■ SET EXERCISE:
Filter the entries that follow, copying every line in which the word "JSON" appears.

■ Dataset excerpt:
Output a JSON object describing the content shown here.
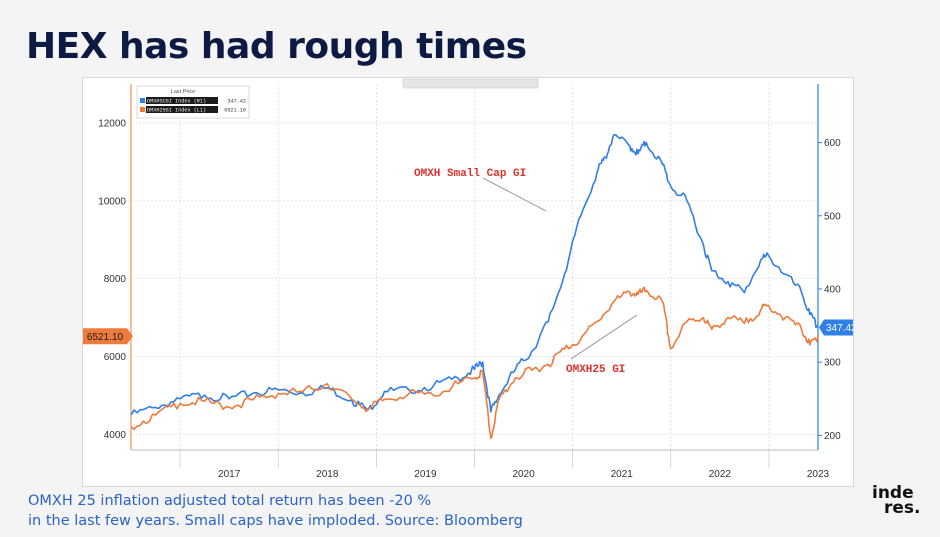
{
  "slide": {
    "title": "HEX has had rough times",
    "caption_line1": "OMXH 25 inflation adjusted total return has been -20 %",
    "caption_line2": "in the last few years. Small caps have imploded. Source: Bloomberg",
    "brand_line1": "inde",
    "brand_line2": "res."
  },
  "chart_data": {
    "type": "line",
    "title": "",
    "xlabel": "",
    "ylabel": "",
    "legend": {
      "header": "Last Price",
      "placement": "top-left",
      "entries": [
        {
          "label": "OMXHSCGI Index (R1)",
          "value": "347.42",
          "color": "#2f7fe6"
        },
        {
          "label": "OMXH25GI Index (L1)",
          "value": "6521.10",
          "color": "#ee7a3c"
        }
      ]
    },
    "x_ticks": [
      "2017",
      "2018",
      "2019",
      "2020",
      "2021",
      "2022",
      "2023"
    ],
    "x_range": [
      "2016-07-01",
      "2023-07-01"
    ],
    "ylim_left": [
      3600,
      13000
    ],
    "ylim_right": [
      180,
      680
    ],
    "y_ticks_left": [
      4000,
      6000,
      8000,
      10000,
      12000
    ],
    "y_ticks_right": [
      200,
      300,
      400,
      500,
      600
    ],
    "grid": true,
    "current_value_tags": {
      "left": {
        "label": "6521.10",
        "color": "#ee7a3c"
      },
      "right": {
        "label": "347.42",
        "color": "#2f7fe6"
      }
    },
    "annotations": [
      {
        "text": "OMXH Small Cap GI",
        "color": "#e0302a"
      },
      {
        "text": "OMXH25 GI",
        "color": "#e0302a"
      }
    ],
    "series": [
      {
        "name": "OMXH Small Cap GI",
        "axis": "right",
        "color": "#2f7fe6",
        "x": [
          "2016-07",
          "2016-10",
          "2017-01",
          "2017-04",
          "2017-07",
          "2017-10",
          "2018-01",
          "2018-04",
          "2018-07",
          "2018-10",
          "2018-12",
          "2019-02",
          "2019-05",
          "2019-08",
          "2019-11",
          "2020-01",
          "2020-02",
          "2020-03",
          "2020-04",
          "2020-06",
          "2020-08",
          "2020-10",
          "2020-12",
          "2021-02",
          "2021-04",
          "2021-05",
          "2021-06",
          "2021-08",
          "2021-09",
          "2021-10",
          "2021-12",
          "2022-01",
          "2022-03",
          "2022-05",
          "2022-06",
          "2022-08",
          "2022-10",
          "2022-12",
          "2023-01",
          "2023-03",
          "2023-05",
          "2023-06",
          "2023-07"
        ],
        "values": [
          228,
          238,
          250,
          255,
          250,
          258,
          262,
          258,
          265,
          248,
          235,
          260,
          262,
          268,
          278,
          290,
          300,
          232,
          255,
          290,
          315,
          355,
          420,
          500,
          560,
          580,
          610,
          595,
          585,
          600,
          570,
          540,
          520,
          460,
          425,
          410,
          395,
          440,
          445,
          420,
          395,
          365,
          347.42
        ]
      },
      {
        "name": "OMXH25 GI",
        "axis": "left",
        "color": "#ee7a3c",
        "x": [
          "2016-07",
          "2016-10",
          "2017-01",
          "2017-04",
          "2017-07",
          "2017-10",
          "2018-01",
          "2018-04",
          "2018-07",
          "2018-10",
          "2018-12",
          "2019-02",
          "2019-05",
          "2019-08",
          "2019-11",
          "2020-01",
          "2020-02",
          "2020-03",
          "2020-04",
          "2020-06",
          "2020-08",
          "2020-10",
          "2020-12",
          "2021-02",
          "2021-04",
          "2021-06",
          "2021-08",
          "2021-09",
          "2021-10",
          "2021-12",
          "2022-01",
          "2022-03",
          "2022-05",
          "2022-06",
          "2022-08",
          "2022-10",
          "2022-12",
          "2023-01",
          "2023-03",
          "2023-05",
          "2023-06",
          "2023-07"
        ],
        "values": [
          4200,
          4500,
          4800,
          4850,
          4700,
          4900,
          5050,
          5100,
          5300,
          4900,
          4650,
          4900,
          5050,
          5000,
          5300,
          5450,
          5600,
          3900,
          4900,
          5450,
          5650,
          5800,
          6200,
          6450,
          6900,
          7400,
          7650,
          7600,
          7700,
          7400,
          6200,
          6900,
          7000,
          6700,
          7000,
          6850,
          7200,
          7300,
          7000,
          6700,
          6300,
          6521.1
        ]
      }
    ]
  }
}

--

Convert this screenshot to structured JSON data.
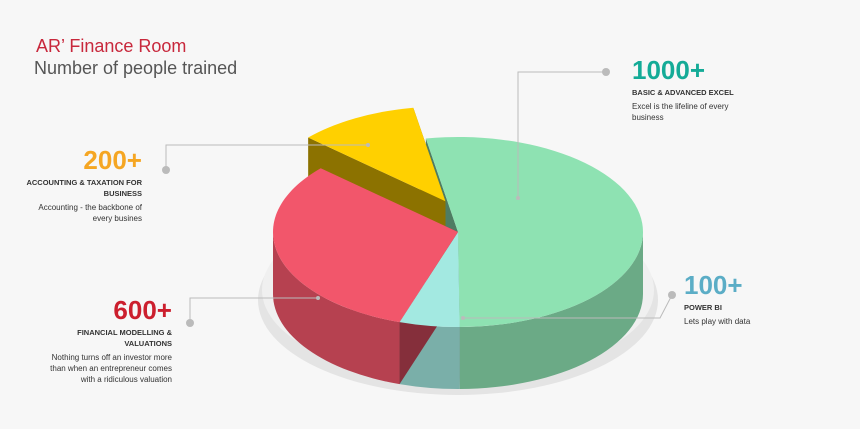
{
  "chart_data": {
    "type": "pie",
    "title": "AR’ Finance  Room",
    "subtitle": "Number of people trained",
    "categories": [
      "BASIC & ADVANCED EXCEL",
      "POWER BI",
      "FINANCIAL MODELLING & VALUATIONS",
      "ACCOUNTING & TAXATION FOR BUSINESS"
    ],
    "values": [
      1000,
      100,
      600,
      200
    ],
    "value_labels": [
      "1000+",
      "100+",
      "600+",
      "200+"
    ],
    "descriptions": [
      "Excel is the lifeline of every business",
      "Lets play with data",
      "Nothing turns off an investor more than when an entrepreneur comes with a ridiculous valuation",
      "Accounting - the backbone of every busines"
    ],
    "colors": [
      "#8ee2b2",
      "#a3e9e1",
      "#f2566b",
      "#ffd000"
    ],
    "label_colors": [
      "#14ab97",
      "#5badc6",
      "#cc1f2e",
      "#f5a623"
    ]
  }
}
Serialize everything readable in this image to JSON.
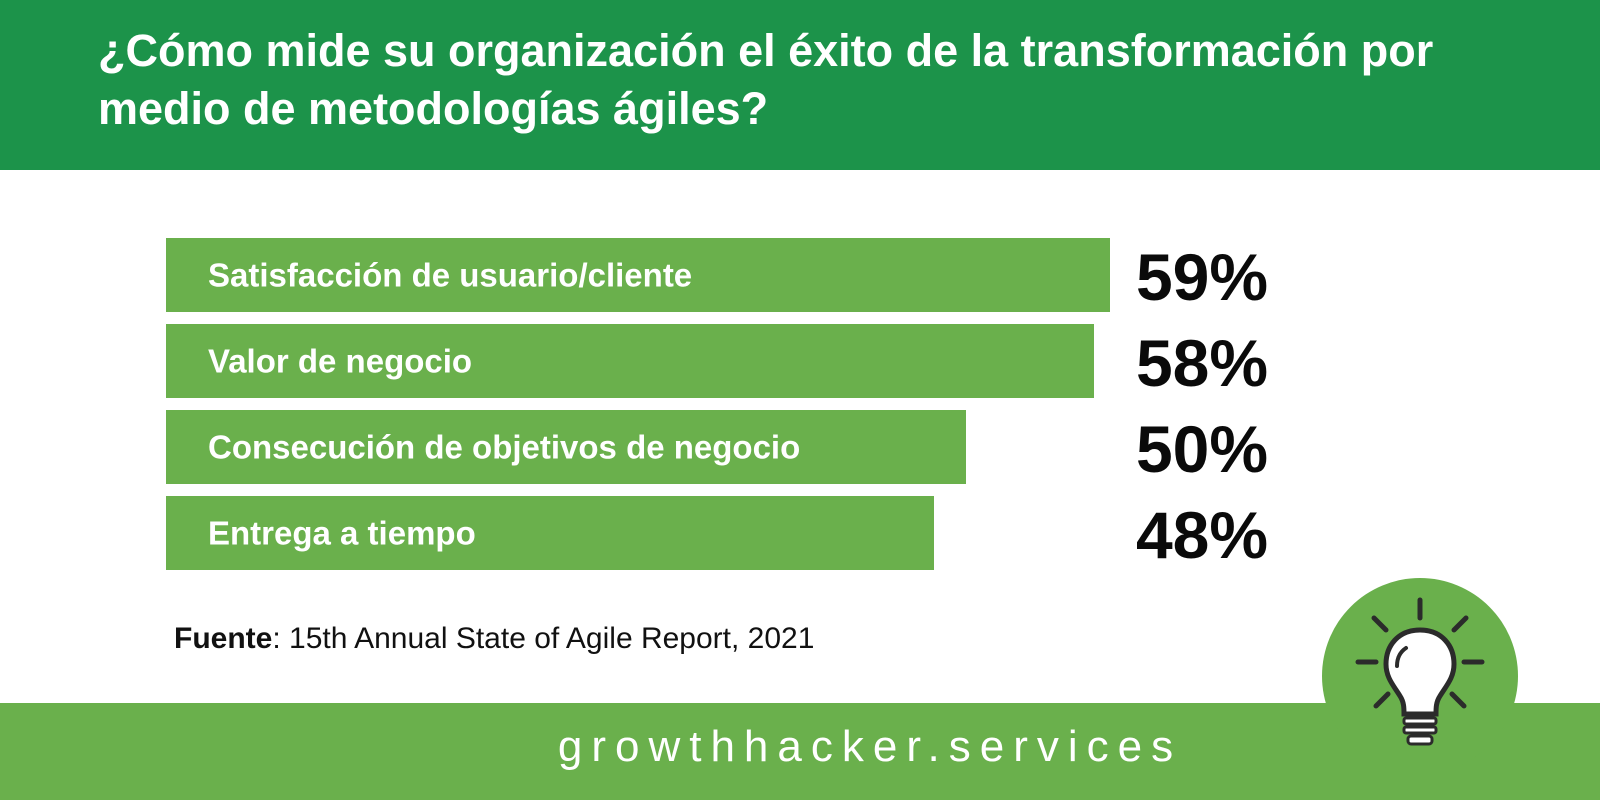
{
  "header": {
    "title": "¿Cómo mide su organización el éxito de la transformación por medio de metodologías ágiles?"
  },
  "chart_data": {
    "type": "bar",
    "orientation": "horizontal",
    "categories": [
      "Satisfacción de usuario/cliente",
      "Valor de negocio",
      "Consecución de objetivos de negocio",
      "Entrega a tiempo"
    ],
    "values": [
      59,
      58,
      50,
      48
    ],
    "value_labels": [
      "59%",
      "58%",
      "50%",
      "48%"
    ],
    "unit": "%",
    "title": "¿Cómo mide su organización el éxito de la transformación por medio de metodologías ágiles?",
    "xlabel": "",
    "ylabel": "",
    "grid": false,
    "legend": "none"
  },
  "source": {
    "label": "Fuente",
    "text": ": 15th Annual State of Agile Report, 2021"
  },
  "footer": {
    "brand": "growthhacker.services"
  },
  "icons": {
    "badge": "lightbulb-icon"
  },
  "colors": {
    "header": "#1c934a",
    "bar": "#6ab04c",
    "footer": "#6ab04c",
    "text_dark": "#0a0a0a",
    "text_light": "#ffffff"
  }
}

■ SOLUTION TO THE EXERCISE:
Output a JSON object describing the content shown here.
Convert this screenshot to structured JSON data.
Serialize everything readable in this image to JSON.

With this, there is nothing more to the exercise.